BEGIN SUPPLIED DATA

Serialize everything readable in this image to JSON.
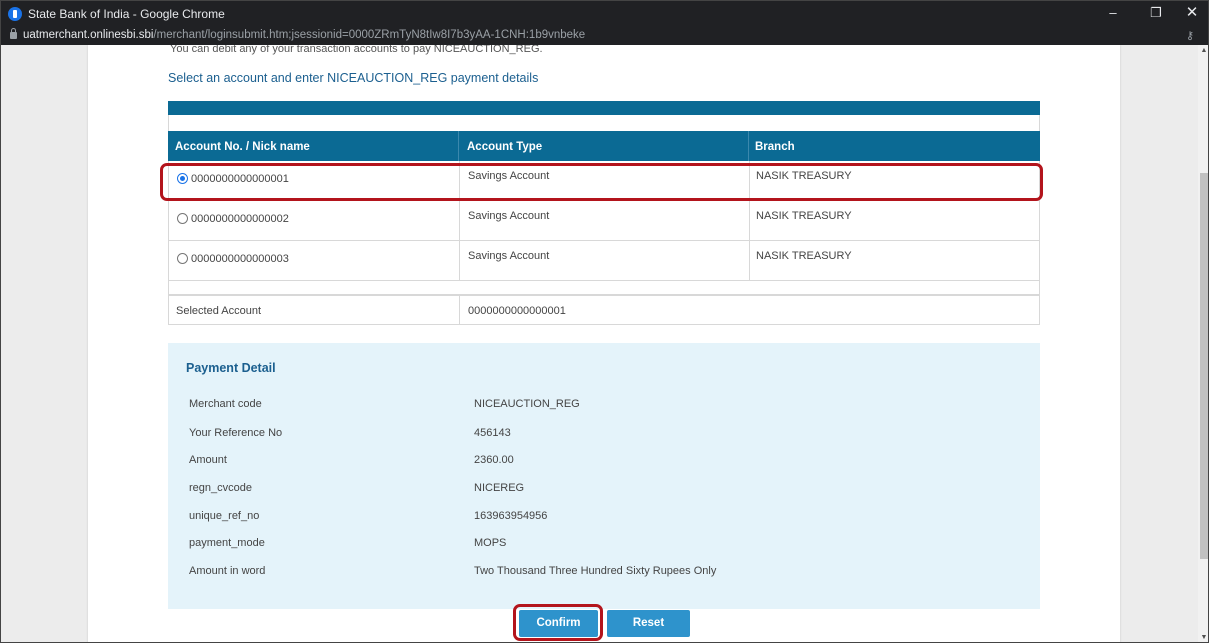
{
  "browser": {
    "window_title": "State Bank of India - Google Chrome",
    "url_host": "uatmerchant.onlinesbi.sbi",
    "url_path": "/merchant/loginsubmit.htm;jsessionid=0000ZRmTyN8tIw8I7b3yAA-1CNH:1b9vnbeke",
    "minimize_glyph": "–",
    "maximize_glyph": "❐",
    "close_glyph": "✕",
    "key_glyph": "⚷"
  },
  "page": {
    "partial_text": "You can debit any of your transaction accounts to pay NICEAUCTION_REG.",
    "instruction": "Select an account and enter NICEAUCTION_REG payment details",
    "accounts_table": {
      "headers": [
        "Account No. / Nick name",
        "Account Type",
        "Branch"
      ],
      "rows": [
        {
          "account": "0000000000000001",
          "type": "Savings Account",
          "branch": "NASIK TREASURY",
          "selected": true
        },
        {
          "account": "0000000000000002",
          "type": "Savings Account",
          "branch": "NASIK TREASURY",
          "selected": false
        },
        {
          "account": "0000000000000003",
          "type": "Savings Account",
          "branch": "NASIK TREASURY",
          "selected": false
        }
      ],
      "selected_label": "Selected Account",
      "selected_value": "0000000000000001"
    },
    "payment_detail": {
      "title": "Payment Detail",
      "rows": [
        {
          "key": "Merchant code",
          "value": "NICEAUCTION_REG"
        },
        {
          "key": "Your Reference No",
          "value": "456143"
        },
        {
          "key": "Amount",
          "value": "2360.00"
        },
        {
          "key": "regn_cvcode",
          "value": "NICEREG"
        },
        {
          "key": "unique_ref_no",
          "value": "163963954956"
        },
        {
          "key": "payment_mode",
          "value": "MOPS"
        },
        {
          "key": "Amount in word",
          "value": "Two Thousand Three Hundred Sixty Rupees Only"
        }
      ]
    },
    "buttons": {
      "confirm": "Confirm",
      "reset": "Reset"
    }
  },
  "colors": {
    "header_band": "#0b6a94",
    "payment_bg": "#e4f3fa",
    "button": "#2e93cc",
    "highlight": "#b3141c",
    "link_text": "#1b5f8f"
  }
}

END SUPPLIED DATA
BEGIN SUPPLIED DATA

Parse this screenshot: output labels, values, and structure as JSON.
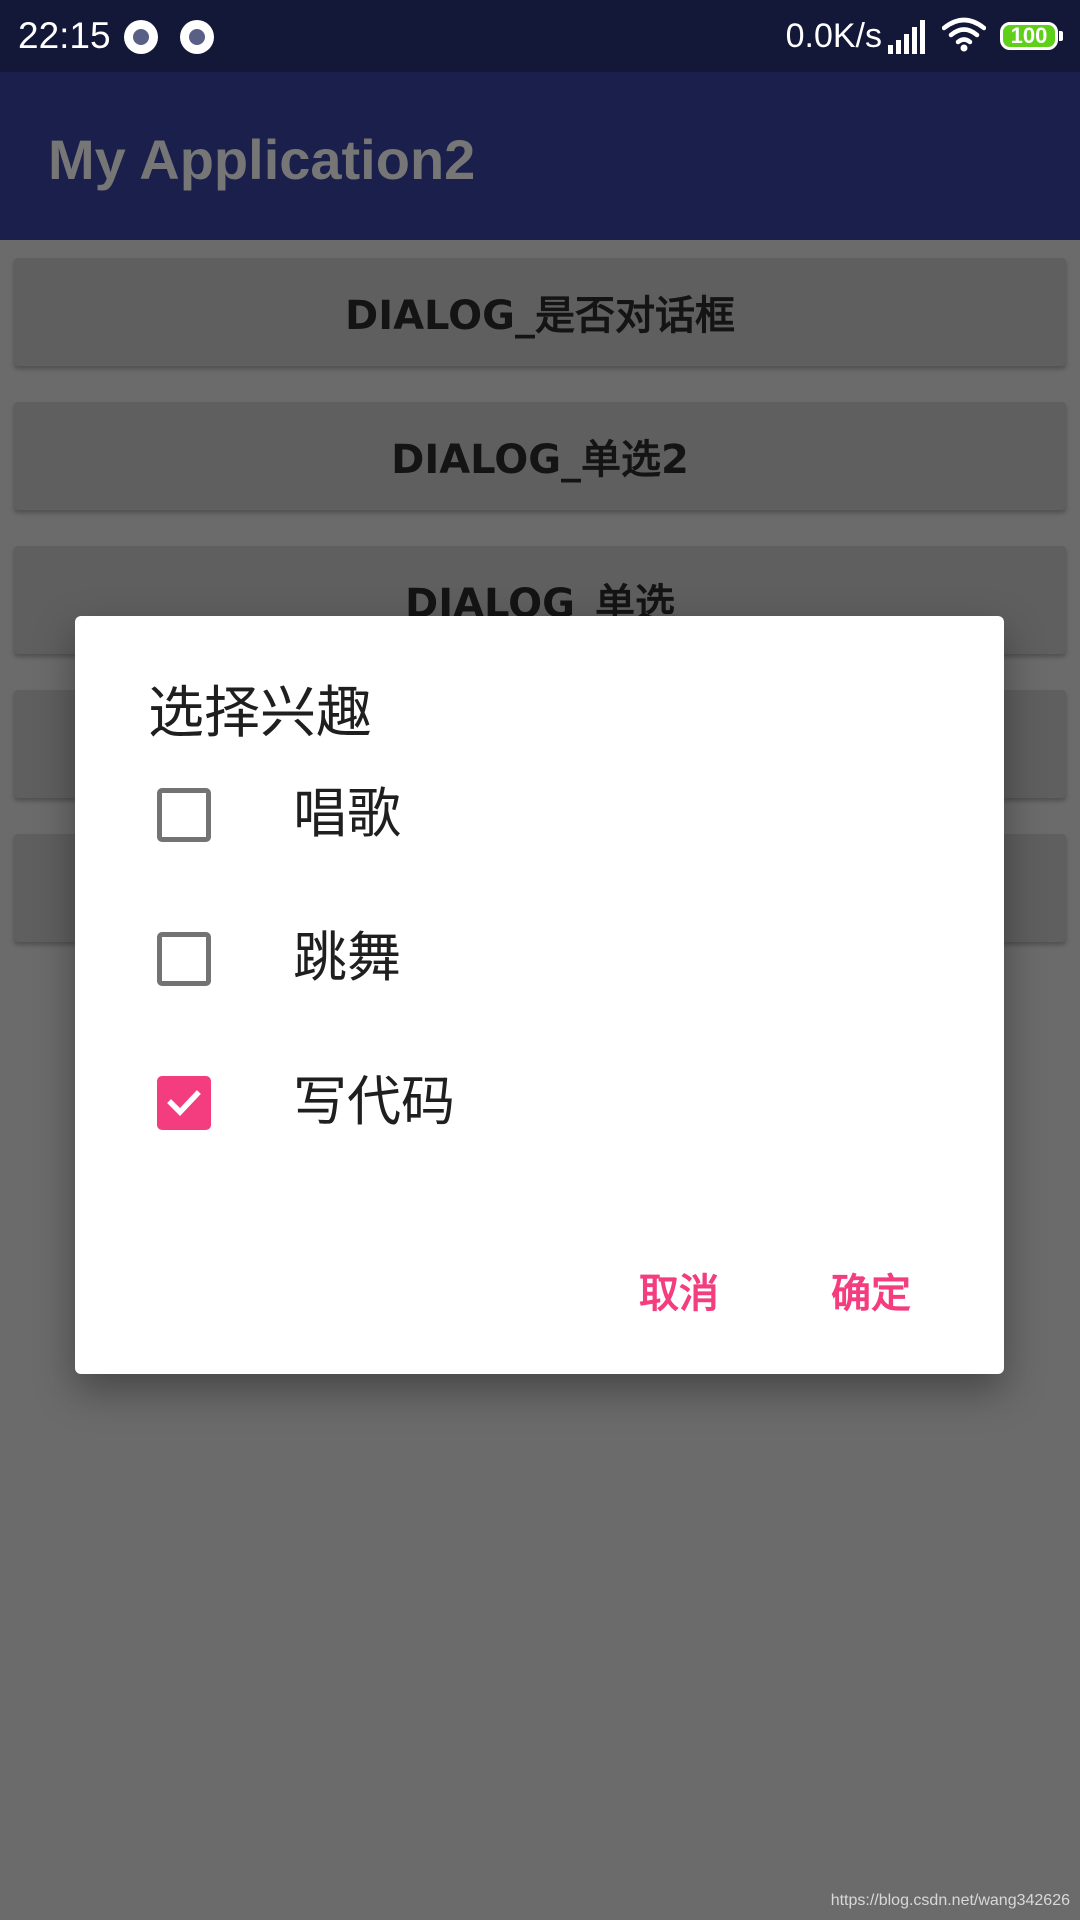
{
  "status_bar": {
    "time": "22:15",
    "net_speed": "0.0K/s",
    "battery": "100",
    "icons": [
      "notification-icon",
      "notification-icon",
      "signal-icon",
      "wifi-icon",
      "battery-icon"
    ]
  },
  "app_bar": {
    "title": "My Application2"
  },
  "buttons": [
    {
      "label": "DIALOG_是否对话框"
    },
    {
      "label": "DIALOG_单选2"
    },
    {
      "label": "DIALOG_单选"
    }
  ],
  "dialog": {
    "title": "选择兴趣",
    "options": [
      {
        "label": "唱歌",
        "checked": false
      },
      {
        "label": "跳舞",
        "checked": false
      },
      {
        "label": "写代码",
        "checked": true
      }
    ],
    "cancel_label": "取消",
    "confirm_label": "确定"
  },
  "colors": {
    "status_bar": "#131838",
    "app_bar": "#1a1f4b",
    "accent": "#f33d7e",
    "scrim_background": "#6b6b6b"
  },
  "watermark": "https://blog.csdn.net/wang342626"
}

END SUPPLIED DATA

* WHAT YOU ARE ASKED TO DO
From the entries above, copy every line where the word "JSON" shows up.

* WRITTEN RESPONSE
Serialize everything readable in this image to JSON.
Parse this screenshot: output labels, values, and structure as JSON.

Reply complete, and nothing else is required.